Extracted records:
## BEGIN

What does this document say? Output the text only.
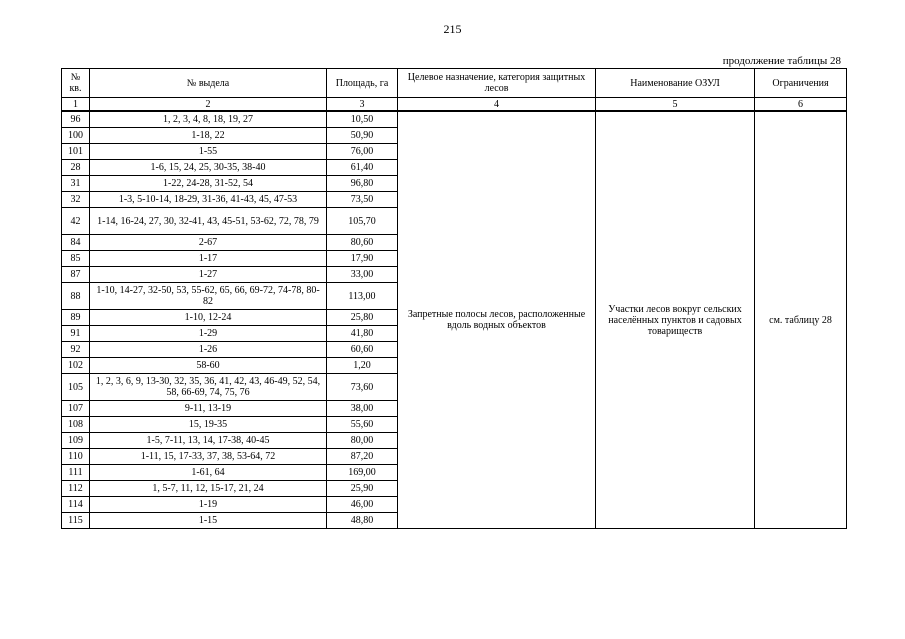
215
продолжение таблицы 28
№ кв.	№ выдела	Площадь, га	Целевое назначение, категория защитных лесов	Наименование ОЗУЛ	Ограничения
1	2	3	4	5	6
96	1, 2, 3, 4, 8, 18, 19, 27	10,50	Запретные полосы лесов, расположенные вдоль водных объектов	Участки лесов вокруг сельских населённых пунктов и садовых товариществ	см. таблицу 28
100	1-18, 22	50,90			
101	1-55	76,00			
28	1-6, 15, 24, 25, 30-35, 38-40	61,40			
31	1-22, 24-28, 31-52, 54	96,80			
32	1-3, 5-10-14, 18-29, 31-36, 41-43, 45, 47-53	73,50			
42	1-14, 16-24, 27, 30, 32-41, 43, 45-51, 53-62, 72, 78, 79	105,70			
84	2-67	80,60			
85	1-17	17,90			
87	1-27	33,00			
88	1-10, 14-27, 32-50, 53, 55-62, 65, 66, 69-72, 74-78, 80-82	113,00			
89	1-10, 12-24	25,80			
91	1-29	41,80			
92	1-26	60,60			
102	58-60	1,20			
105	1, 2, 3, 6, 9, 13-30, 32, 35, 36, 41, 42, 43, 46-49, 52, 54, 58, 66-69, 74, 75, 76	73,60			
107	9-11, 13-19	38,00			
108	15, 19-35	55,60			
109	1-5, 7-11, 13, 14, 17-38, 40-45	80,00			
110	1-11, 15, 17-33, 37, 38, 53-64, 72	87,20			
111	1-61, 64	169,00			
112	1, 5-7, 11, 12, 15-17, 21, 24	25,90			
114	1-19	46,00			
115	1-15	48,80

## END

PROBLEM DETAILS. What is the number of lines above that hold the string "лесов"? Answer with that number alone.

ANSWER BELOW. 2